__Short problem__: Return the number of lines in which the word "marker" appears; add nothing else.

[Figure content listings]
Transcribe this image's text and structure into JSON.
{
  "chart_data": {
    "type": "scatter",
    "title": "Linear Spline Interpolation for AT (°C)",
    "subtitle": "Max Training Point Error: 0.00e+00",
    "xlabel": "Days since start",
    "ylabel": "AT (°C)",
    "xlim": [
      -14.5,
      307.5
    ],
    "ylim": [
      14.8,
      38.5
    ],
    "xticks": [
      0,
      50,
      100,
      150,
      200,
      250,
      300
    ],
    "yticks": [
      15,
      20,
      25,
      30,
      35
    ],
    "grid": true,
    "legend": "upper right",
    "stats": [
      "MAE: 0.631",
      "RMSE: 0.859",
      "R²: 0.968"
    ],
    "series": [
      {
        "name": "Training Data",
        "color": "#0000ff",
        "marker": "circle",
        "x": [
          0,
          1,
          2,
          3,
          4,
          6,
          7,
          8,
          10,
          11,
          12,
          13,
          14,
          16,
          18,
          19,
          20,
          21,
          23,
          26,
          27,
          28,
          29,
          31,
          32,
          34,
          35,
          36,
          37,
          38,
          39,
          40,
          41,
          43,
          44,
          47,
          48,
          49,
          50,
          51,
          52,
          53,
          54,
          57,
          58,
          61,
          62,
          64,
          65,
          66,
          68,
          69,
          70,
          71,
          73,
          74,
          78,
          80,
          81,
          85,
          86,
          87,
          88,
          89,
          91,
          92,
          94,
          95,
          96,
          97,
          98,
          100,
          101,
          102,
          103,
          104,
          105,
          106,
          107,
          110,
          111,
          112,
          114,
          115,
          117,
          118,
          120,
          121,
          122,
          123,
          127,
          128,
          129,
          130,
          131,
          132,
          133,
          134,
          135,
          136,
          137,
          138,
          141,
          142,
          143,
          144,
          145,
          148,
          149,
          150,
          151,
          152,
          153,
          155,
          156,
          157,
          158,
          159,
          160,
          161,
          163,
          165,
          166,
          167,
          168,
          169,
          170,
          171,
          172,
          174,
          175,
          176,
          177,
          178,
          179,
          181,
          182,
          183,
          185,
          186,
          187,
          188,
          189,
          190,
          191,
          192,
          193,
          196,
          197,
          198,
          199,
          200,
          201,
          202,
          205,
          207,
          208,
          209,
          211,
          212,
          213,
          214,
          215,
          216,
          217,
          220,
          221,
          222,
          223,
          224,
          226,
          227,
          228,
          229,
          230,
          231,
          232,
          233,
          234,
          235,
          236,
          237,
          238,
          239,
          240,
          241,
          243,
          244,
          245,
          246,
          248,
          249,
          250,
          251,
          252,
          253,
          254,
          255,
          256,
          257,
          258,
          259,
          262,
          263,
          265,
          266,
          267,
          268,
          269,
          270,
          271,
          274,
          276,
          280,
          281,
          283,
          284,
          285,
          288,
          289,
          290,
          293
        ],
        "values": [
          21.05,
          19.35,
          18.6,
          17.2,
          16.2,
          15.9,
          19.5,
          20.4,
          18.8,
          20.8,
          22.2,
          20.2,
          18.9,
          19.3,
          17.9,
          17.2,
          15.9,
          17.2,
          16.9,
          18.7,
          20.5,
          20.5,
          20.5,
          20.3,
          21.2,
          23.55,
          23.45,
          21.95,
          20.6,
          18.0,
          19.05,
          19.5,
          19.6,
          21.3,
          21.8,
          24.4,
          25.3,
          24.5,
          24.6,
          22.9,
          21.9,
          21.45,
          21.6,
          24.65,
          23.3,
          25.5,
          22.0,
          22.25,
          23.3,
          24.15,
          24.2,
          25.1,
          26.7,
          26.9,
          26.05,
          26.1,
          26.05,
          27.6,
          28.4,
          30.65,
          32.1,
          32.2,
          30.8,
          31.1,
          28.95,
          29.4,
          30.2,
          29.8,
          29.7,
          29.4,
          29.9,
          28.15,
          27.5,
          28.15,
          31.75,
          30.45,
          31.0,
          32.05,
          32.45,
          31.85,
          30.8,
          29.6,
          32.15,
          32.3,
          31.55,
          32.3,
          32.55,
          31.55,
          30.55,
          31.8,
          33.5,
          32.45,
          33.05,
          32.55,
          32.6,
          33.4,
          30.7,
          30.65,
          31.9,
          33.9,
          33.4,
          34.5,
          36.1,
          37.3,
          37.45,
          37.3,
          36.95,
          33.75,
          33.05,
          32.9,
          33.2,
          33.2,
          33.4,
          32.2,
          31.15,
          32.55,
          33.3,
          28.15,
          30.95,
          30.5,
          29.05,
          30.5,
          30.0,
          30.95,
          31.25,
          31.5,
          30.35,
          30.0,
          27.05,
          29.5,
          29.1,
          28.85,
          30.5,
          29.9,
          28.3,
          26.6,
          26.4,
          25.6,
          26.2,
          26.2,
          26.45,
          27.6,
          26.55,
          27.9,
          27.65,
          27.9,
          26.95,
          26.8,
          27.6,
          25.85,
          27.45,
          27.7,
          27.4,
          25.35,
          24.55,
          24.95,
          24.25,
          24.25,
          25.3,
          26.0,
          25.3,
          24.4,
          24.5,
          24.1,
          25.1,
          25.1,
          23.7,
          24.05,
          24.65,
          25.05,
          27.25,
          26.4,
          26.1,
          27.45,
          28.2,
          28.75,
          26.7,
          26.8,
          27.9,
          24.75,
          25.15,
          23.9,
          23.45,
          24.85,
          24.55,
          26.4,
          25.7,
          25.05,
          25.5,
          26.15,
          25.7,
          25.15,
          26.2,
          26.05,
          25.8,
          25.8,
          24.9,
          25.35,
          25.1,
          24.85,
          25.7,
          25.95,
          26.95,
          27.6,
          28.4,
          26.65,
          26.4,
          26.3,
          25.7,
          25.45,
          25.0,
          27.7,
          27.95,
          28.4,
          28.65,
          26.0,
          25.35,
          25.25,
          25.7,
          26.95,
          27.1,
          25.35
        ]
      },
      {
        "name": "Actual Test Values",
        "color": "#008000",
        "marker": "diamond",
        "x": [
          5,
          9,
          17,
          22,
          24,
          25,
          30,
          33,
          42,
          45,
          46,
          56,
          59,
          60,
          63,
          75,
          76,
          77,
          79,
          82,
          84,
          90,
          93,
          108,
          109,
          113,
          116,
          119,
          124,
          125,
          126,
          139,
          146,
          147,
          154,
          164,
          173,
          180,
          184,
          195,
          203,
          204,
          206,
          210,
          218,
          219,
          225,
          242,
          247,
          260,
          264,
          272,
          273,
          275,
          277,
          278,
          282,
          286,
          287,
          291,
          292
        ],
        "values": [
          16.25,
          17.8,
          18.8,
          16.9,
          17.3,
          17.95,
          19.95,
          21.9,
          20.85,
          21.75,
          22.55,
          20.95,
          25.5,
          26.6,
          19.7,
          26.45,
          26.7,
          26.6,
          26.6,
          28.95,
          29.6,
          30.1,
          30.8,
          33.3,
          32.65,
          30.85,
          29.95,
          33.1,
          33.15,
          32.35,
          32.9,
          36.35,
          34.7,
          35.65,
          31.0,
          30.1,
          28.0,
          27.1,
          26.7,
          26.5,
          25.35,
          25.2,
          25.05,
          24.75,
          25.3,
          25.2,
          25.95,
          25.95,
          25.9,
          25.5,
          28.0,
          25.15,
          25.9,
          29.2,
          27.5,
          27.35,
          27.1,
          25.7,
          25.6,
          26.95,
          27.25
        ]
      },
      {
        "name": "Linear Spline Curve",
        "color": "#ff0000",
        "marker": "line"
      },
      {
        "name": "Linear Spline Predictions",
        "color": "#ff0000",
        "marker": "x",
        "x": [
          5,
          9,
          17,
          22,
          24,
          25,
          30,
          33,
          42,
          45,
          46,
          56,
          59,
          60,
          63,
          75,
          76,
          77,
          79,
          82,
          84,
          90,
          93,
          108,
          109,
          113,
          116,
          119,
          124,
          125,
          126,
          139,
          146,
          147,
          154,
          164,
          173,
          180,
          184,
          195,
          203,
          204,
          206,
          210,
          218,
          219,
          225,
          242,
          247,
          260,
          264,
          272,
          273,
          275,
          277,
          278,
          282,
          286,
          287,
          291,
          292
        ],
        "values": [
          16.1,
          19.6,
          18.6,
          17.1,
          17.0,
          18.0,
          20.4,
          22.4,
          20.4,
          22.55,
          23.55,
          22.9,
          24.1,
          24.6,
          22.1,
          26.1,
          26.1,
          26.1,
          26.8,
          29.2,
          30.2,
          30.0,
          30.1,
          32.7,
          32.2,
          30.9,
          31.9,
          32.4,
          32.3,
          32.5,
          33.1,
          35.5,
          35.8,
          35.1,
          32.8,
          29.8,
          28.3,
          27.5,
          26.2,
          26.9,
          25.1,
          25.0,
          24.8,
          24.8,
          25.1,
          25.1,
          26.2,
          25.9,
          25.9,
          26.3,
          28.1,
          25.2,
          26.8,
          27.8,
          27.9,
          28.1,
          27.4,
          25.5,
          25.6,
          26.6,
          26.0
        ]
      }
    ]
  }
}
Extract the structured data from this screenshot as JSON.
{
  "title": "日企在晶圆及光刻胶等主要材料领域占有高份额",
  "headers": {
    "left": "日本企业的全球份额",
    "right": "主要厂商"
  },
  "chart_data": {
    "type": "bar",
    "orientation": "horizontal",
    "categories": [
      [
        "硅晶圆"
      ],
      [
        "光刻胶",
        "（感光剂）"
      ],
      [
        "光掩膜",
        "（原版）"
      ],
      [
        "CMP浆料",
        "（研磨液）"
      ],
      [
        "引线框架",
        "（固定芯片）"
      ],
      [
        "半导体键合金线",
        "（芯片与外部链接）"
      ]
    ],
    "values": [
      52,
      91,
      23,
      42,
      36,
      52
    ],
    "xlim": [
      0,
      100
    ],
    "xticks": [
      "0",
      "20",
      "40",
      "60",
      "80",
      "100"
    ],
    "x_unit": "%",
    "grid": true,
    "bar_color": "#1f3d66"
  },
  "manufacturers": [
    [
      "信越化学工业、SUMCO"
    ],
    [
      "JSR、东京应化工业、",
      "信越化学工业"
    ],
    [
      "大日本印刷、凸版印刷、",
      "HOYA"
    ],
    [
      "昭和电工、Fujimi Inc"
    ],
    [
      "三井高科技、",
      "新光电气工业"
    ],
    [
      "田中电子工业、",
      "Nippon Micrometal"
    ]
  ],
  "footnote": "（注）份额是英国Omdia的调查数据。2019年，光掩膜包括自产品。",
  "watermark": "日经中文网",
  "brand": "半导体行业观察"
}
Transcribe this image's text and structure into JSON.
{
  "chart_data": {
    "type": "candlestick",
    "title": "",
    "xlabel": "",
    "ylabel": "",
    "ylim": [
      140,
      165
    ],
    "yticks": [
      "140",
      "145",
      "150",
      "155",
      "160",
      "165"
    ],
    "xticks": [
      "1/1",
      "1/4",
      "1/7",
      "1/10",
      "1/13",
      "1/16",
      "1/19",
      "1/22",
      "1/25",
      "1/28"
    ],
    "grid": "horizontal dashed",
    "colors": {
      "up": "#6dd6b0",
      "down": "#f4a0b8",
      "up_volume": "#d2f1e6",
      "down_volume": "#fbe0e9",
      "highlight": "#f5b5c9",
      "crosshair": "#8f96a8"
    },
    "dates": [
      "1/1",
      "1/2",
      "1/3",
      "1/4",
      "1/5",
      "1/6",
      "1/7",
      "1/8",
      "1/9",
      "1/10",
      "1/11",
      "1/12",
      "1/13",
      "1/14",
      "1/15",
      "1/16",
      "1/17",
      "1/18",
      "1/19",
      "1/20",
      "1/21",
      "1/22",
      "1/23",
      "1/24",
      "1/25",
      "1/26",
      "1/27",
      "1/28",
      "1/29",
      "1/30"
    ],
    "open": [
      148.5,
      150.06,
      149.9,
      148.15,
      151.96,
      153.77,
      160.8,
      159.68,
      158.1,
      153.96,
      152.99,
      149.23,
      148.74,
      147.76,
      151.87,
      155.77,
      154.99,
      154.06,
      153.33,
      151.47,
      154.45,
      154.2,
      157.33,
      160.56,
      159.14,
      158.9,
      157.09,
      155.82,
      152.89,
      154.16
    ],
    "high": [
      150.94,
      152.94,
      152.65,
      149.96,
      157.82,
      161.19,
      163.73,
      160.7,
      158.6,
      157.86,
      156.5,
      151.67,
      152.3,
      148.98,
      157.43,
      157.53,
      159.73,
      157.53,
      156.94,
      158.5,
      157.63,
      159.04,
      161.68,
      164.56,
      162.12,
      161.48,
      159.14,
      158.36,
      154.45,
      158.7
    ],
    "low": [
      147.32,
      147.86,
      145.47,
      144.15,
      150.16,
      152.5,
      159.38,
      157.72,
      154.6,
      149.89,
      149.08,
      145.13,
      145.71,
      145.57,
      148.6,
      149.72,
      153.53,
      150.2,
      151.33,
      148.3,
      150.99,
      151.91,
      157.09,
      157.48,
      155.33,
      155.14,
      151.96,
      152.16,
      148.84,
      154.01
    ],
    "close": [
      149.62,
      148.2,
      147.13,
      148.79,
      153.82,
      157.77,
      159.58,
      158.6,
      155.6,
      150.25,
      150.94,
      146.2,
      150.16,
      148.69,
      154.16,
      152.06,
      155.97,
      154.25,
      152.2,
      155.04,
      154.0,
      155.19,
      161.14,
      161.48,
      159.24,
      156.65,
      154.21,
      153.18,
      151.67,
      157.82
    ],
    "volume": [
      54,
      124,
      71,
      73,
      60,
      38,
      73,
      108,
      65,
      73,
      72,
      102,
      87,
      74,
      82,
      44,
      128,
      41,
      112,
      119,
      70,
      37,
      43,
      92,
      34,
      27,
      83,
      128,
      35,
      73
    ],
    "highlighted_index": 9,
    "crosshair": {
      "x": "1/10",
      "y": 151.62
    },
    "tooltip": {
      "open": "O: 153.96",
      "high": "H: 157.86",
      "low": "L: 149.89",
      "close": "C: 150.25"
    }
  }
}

__Solution for this exercise__: 4